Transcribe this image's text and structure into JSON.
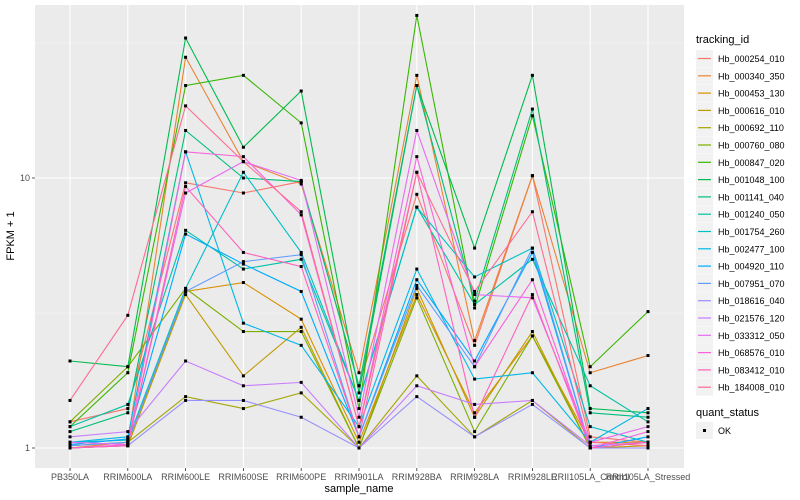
{
  "chart_data": {
    "type": "line",
    "title": "",
    "xlabel": "sample_name",
    "ylabel": "FPKM + 1",
    "yscale": "log10",
    "ylim": [
      0.9,
      45
    ],
    "yticks": [
      1,
      10
    ],
    "ytick_labels": [
      "1",
      "10"
    ],
    "grid": true,
    "legend_position": "right",
    "categories": [
      "PB350LA",
      "RRIM600LA",
      "RRIM600LE",
      "RRIM600SE",
      "RRIM600PE",
      "RRIM901LA",
      "RRIM928BA",
      "RRIM928LA",
      "RRIM928LE",
      "RRII105LA_Control",
      "RRII105LA_Stressed"
    ],
    "color_legend_title": "tracking_id",
    "shape_legend_title": "quant_status",
    "shape_legend_items": [
      {
        "label": "OK",
        "shape": "square"
      }
    ],
    "series": [
      {
        "name": "Hb_000254_010",
        "color": "#F8766D",
        "values": [
          1.25,
          1.4,
          9.6,
          8.8,
          9.7,
          1.7,
          8.7,
          2.4,
          10.2,
          1.1,
          1.05
        ]
      },
      {
        "name": "Hb_000340_350",
        "color": "#EA8331",
        "values": [
          1.0,
          1.05,
          28.0,
          11.5,
          9.5,
          1.9,
          24.0,
          2.5,
          10.2,
          1.9,
          2.2
        ]
      },
      {
        "name": "Hb_000453_130",
        "color": "#D89000",
        "values": [
          1.0,
          1.02,
          3.8,
          4.1,
          3.0,
          1.05,
          3.7,
          1.35,
          2.6,
          1.05,
          1.05
        ]
      },
      {
        "name": "Hb_000616_010",
        "color": "#C09B00",
        "values": [
          1.0,
          1.02,
          3.7,
          1.85,
          2.8,
          1.0,
          3.9,
          1.3,
          2.7,
          1.0,
          1.02
        ]
      },
      {
        "name": "Hb_000692_110",
        "color": "#A3A500",
        "values": [
          1.02,
          1.05,
          1.55,
          1.4,
          1.6,
          1.0,
          1.85,
          1.1,
          1.5,
          1.0,
          1.0
        ]
      },
      {
        "name": "Hb_000760_080",
        "color": "#7CAE00",
        "values": [
          1.25,
          2.0,
          3.9,
          2.7,
          2.7,
          1.0,
          3.6,
          1.15,
          2.6,
          1.0,
          1.0
        ]
      },
      {
        "name": "Hb_000847_020",
        "color": "#39B600",
        "values": [
          1.2,
          1.9,
          22.0,
          24.0,
          16.0,
          1.4,
          40.0,
          3.3,
          17.0,
          2.0,
          3.2
        ]
      },
      {
        "name": "Hb_001048_100",
        "color": "#00BB4E",
        "values": [
          2.1,
          2.0,
          33.0,
          13.0,
          21.0,
          1.6,
          22.0,
          5.5,
          24.0,
          1.4,
          1.35
        ]
      },
      {
        "name": "Hb_001141_040",
        "color": "#00BF7D",
        "values": [
          1.15,
          1.35,
          15.0,
          10.0,
          9.7,
          1.7,
          22.0,
          3.5,
          18.0,
          1.35,
          1.3
        ]
      },
      {
        "name": "Hb_001240_050",
        "color": "#00C1A3",
        "values": [
          1.2,
          1.45,
          6.4,
          4.6,
          5.0,
          1.5,
          7.8,
          3.4,
          5.0,
          1.7,
          1.25
        ]
      },
      {
        "name": "Hb_001754_260",
        "color": "#00BFC4",
        "values": [
          1.05,
          1.07,
          3.9,
          10.5,
          5.3,
          1.5,
          7.8,
          4.3,
          5.5,
          1.2,
          1.05
        ]
      },
      {
        "name": "Hb_002477_100",
        "color": "#00B8E7",
        "values": [
          1.05,
          1.1,
          12.5,
          2.9,
          2.4,
          1.2,
          4.6,
          1.8,
          1.9,
          1.05,
          1.4
        ]
      },
      {
        "name": "Hb_004920_110",
        "color": "#00A9FF",
        "values": [
          1.03,
          1.08,
          6.2,
          4.8,
          3.8,
          1.1,
          4.2,
          2.1,
          5.3,
          1.0,
          1.1
        ]
      },
      {
        "name": "Hb_007951_070",
        "color": "#619CFF",
        "values": [
          1.02,
          1.05,
          3.8,
          4.9,
          5.2,
          1.1,
          4.0,
          2.0,
          5.5,
          1.0,
          1.05
        ]
      },
      {
        "name": "Hb_018616_040",
        "color": "#9590FF",
        "values": [
          1.0,
          1.02,
          1.5,
          1.5,
          1.3,
          1.0,
          1.55,
          1.1,
          1.45,
          1.0,
          1.0
        ]
      },
      {
        "name": "Hb_021576_120",
        "color": "#C77CFF",
        "values": [
          1.1,
          1.15,
          2.1,
          1.7,
          1.75,
          1.0,
          1.7,
          1.45,
          1.5,
          1.02,
          1.05
        ]
      },
      {
        "name": "Hb_033312_050",
        "color": "#E76BF3",
        "values": [
          1.05,
          1.03,
          8.8,
          11.5,
          9.8,
          1.3,
          15.0,
          3.7,
          3.6,
          1.05,
          1.2
        ]
      },
      {
        "name": "Hb_068576_010",
        "color": "#FA62DB",
        "values": [
          1.0,
          1.03,
          12.5,
          12.0,
          7.3,
          1.2,
          12.0,
          2.0,
          4.2,
          1.0,
          1.15
        ]
      },
      {
        "name": "Hb_083412_010",
        "color": "#FF62BC",
        "values": [
          1.0,
          1.02,
          9.3,
          5.3,
          4.7,
          1.1,
          10.5,
          1.3,
          3.7,
          1.0,
          1.05
        ]
      },
      {
        "name": "Hb_184008_010",
        "color": "#FF6C91",
        "values": [
          1.5,
          3.1,
          18.5,
          11.5,
          7.5,
          1.2,
          10.5,
          3.8,
          7.5,
          1.05,
          1.02
        ]
      }
    ]
  }
}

****

Return the listing above unchanged, apart from dropping its pictures.

Exercise output —
Transcribe this image's text and structure into JSON.
{
  "chart_data": {
    "type": "line",
    "title": "",
    "xlabel": "sample_name",
    "ylabel": "FPKM + 1",
    "yscale": "log10",
    "ylim": [
      0.9,
      45
    ],
    "yticks": [
      1,
      10
    ],
    "ytick_labels": [
      "1",
      "10"
    ],
    "grid": true,
    "legend_position": "right",
    "categories": [
      "PB350LA",
      "RRIM600LA",
      "RRIM600LE",
      "RRIM600SE",
      "RRIM600PE",
      "RRIM901LA",
      "RRIM928BA",
      "RRIM928LA",
      "RRIM928LE",
      "RRII105LA_Control",
      "RRII105LA_Stressed"
    ],
    "color_legend_title": "tracking_id",
    "shape_legend_title": "quant_status",
    "shape_legend_items": [
      {
        "label": "OK",
        "shape": "square"
      }
    ],
    "series": [
      {
        "name": "Hb_000254_010",
        "color": "#F8766D",
        "values": [
          1.25,
          1.4,
          9.6,
          8.8,
          9.7,
          1.7,
          8.7,
          2.4,
          10.2,
          1.1,
          1.05
        ]
      },
      {
        "name": "Hb_000340_350",
        "color": "#EA8331",
        "values": [
          1.0,
          1.05,
          28.0,
          11.5,
          9.5,
          1.9,
          24.0,
          2.5,
          10.2,
          1.9,
          2.2
        ]
      },
      {
        "name": "Hb_000453_130",
        "color": "#D89000",
        "values": [
          1.0,
          1.02,
          3.8,
          4.1,
          3.0,
          1.05,
          3.7,
          1.35,
          2.6,
          1.05,
          1.05
        ]
      },
      {
        "name": "Hb_000616_010",
        "color": "#C09B00",
        "values": [
          1.0,
          1.02,
          3.7,
          1.85,
          2.8,
          1.0,
          3.9,
          1.3,
          2.7,
          1.0,
          1.02
        ]
      },
      {
        "name": "Hb_000692_110",
        "color": "#A3A500",
        "values": [
          1.02,
          1.05,
          1.55,
          1.4,
          1.6,
          1.0,
          1.85,
          1.1,
          1.5,
          1.0,
          1.0
        ]
      },
      {
        "name": "Hb_000760_080",
        "color": "#7CAE00",
        "values": [
          1.25,
          2.0,
          3.9,
          2.7,
          2.7,
          1.0,
          3.6,
          1.15,
          2.6,
          1.0,
          1.0
        ]
      },
      {
        "name": "Hb_000847_020",
        "color": "#39B600",
        "values": [
          1.2,
          1.9,
          22.0,
          24.0,
          16.0,
          1.4,
          40.0,
          3.3,
          17.0,
          2.0,
          3.2
        ]
      },
      {
        "name": "Hb_001048_100",
        "color": "#00BB4E",
        "values": [
          2.1,
          2.0,
          33.0,
          13.0,
          21.0,
          1.6,
          22.0,
          5.5,
          24.0,
          1.4,
          1.35
        ]
      },
      {
        "name": "Hb_001141_040",
        "color": "#00BF7D",
        "values": [
          1.15,
          1.35,
          15.0,
          10.0,
          9.7,
          1.7,
          22.0,
          3.5,
          18.0,
          1.35,
          1.3
        ]
      },
      {
        "name": "Hb_001240_050",
        "color": "#00C1A3",
        "values": [
          1.2,
          1.45,
          6.4,
          4.6,
          5.0,
          1.5,
          7.8,
          3.4,
          5.0,
          1.7,
          1.25
        ]
      },
      {
        "name": "Hb_001754_260",
        "color": "#00BFC4",
        "values": [
          1.05,
          1.07,
          3.9,
          10.5,
          5.3,
          1.5,
          7.8,
          4.3,
          5.5,
          1.2,
          1.05
        ]
      },
      {
        "name": "Hb_002477_100",
        "color": "#00B8E7",
        "values": [
          1.05,
          1.1,
          12.5,
          2.9,
          2.4,
          1.2,
          4.6,
          1.8,
          1.9,
          1.05,
          1.4
        ]
      },
      {
        "name": "Hb_004920_110",
        "color": "#00A9FF",
        "values": [
          1.03,
          1.08,
          6.2,
          4.8,
          3.8,
          1.1,
          4.2,
          2.1,
          5.3,
          1.0,
          1.1
        ]
      },
      {
        "name": "Hb_007951_070",
        "color": "#619CFF",
        "values": [
          1.02,
          1.05,
          3.8,
          4.9,
          5.2,
          1.1,
          4.0,
          2.0,
          5.5,
          1.0,
          1.05
        ]
      },
      {
        "name": "Hb_018616_040",
        "color": "#9590FF",
        "values": [
          1.0,
          1.02,
          1.5,
          1.5,
          1.3,
          1.0,
          1.55,
          1.1,
          1.45,
          1.0,
          1.0
        ]
      },
      {
        "name": "Hb_021576_120",
        "color": "#C77CFF",
        "values": [
          1.1,
          1.15,
          2.1,
          1.7,
          1.75,
          1.0,
          1.7,
          1.45,
          1.5,
          1.02,
          1.05
        ]
      },
      {
        "name": "Hb_033312_050",
        "color": "#E76BF3",
        "values": [
          1.05,
          1.03,
          8.8,
          11.5,
          9.8,
          1.3,
          15.0,
          3.7,
          3.6,
          1.05,
          1.2
        ]
      },
      {
        "name": "Hb_068576_010",
        "color": "#FA62DB",
        "values": [
          1.0,
          1.03,
          12.5,
          12.0,
          7.3,
          1.2,
          12.0,
          2.0,
          4.2,
          1.0,
          1.15
        ]
      },
      {
        "name": "Hb_083412_010",
        "color": "#FF62BC",
        "values": [
          1.0,
          1.02,
          9.3,
          5.3,
          4.7,
          1.1,
          10.5,
          1.3,
          3.7,
          1.0,
          1.05
        ]
      },
      {
        "name": "Hb_184008_010",
        "color": "#FF6C91",
        "values": [
          1.5,
          3.1,
          18.5,
          11.5,
          7.5,
          1.2,
          10.5,
          3.8,
          7.5,
          1.05,
          1.02
        ]
      }
    ]
  }
}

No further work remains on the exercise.